## Task input
┌──

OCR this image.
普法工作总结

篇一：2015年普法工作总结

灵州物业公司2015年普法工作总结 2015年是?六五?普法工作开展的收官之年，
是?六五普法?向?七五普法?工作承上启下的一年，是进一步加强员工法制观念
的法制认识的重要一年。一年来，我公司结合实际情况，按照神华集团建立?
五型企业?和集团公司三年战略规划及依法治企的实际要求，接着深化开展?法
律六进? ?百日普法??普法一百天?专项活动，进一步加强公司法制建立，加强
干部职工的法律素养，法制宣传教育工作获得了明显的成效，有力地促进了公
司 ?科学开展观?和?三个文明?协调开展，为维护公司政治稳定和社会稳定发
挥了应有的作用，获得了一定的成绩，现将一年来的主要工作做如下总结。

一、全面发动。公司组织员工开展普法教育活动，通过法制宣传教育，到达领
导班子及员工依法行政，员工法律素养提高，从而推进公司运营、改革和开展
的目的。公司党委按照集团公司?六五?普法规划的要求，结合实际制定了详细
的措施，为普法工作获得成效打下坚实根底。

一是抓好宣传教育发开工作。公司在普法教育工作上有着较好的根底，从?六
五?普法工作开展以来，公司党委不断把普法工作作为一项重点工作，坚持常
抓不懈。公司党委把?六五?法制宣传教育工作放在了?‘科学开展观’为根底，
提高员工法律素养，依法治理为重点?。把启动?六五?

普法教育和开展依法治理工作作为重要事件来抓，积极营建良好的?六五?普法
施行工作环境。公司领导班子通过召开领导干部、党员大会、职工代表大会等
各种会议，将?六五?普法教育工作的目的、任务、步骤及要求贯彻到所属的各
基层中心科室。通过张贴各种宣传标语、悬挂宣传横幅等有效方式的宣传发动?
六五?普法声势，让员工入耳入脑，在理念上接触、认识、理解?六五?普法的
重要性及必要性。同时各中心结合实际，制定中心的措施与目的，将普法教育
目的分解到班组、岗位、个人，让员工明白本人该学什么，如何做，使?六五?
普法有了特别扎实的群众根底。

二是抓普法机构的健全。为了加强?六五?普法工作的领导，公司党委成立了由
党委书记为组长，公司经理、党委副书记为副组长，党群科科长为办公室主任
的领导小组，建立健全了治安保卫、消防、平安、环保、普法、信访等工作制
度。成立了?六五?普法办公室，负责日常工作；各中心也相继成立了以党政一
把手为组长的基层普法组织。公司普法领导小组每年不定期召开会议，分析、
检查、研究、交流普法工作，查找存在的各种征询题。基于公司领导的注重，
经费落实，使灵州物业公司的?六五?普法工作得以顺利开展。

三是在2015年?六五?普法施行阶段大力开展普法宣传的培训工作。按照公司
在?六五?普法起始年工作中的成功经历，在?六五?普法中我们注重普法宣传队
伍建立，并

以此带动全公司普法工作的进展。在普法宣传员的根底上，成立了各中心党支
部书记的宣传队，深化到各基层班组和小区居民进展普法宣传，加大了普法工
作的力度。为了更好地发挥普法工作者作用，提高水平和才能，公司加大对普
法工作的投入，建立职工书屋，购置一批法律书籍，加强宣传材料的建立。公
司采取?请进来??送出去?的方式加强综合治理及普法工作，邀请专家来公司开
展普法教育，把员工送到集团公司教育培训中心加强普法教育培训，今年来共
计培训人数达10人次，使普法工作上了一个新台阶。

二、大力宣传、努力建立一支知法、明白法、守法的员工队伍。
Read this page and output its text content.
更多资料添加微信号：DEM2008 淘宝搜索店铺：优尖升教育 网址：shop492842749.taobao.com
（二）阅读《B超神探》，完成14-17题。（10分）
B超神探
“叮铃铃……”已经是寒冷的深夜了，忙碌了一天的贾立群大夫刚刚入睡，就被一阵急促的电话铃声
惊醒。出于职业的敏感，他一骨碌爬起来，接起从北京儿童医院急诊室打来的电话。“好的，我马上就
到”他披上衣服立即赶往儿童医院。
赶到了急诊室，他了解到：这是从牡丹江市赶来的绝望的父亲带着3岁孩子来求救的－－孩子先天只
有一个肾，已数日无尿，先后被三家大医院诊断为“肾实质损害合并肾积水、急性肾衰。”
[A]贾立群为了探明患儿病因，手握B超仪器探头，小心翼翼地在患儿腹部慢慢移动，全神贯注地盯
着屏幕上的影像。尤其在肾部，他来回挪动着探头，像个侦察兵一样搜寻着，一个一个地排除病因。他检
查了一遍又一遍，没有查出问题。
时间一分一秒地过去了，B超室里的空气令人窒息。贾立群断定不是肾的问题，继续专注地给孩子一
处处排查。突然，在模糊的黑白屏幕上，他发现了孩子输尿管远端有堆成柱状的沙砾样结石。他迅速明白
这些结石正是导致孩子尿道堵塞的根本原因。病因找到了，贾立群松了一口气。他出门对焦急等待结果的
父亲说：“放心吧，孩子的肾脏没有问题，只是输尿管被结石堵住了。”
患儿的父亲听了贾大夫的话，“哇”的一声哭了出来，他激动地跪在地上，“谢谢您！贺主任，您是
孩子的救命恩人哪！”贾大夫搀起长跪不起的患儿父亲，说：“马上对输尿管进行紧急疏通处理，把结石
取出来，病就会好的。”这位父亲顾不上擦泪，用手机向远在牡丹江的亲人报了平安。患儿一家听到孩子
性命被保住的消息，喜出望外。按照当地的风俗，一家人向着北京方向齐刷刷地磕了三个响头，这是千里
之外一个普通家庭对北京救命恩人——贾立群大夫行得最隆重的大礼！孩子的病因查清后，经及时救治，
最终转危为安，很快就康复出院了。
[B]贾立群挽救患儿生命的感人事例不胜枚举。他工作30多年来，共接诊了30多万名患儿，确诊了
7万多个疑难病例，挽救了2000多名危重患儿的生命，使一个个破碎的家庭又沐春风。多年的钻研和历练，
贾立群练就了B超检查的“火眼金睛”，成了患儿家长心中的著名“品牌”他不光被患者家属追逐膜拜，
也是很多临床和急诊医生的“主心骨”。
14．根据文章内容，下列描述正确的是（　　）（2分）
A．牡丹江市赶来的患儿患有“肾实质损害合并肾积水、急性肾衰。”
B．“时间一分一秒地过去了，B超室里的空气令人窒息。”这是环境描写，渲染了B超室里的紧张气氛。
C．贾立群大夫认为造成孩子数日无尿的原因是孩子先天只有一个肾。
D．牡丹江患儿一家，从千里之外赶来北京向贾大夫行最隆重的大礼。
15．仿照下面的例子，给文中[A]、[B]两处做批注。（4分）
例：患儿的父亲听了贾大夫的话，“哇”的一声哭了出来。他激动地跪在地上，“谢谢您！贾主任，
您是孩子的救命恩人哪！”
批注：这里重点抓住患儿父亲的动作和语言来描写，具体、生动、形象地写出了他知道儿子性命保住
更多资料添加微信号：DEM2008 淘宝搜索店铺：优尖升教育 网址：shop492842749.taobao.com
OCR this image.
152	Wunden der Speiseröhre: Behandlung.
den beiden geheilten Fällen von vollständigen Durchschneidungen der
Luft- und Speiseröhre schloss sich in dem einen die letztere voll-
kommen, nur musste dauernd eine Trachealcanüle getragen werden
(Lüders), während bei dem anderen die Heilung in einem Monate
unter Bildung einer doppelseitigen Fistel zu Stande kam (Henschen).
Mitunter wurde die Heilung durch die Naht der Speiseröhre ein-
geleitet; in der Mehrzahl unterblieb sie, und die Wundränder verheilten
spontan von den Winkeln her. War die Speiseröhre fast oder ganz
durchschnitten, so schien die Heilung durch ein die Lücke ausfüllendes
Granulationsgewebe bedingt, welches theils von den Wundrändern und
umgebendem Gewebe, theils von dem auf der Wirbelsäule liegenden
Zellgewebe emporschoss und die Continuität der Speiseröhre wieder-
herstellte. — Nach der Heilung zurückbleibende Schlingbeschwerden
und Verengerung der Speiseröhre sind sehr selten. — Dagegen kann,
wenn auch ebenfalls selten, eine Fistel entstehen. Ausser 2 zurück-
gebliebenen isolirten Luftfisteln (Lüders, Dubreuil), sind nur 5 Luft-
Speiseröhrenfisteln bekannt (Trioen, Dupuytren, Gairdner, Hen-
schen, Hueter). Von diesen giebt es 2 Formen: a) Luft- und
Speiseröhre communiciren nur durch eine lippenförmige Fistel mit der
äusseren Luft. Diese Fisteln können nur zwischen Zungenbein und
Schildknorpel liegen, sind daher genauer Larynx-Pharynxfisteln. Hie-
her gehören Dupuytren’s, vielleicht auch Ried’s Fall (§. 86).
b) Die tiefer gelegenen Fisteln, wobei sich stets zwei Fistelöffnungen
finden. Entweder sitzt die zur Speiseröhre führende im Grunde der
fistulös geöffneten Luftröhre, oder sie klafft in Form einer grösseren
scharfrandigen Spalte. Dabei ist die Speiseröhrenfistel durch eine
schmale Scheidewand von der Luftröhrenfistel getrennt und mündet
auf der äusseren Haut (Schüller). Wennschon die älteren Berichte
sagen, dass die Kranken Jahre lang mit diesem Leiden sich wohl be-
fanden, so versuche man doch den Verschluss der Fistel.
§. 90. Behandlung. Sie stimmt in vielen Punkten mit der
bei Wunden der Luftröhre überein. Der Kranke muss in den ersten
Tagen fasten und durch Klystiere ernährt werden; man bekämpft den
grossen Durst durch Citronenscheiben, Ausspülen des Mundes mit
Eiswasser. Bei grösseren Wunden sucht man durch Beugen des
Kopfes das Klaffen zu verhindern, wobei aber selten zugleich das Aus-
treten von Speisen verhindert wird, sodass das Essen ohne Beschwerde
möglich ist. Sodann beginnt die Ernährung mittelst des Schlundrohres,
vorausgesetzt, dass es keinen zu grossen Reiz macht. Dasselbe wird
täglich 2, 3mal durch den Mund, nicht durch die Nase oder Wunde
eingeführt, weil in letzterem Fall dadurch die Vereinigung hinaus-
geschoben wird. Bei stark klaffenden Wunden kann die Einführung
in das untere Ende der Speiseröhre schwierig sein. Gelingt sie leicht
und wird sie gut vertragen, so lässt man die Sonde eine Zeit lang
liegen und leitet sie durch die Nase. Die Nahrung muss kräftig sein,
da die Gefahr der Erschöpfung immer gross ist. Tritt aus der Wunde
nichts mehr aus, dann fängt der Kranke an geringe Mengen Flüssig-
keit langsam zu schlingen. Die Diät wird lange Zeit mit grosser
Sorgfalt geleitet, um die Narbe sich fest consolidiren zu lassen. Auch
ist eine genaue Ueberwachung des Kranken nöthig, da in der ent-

└──

## What is needed
Find the lines containing "时间一分一秒地过去了" and list every one of them.

## Written solution
时间一分一秒地过去了，B超室里的空气令人窒息。贾立群断定不是肾的问题，继续专注地给孩子一
B．“时间一分一秒地过去了，B超室里的空气令人窒息。”这是环境描写，渲染了B超室里的紧张气氛。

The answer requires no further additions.